Required work = For each line below that contains the string "Storage", copy that line.

[start]

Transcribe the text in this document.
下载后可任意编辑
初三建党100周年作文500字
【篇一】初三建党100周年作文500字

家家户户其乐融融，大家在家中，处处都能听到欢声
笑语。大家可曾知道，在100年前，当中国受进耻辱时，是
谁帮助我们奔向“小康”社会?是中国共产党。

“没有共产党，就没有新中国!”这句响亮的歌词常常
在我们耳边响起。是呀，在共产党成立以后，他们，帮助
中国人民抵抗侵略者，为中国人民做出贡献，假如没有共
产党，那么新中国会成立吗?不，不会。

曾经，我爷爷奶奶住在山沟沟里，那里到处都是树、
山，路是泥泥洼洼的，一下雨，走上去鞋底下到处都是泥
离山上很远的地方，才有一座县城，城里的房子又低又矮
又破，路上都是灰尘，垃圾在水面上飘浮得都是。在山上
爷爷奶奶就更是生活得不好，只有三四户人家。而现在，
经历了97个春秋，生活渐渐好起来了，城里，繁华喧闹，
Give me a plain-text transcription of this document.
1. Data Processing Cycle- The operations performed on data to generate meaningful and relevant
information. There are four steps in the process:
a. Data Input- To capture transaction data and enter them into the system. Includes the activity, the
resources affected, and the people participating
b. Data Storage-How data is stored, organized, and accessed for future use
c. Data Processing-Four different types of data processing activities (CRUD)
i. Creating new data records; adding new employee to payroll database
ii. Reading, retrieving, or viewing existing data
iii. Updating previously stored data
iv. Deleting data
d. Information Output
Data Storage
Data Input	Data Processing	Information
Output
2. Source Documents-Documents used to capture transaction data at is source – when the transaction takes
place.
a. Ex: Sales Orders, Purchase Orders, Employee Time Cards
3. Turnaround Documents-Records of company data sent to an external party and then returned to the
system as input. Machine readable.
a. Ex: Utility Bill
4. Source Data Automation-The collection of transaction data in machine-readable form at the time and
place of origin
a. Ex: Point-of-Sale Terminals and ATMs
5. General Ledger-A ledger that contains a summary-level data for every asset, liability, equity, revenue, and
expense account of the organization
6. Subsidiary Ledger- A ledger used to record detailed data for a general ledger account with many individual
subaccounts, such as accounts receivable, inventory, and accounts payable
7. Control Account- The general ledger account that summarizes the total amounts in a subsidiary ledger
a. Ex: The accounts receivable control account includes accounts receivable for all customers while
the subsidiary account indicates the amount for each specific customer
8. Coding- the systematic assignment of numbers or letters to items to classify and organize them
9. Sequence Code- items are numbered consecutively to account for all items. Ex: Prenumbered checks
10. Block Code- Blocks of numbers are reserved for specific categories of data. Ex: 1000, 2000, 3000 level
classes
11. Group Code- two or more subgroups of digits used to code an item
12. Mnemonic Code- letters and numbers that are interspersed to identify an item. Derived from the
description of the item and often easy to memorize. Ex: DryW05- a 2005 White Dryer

[end]

Correct result =
b. Data Storage-How data is stored, organized, and accessed for future use
Data Storage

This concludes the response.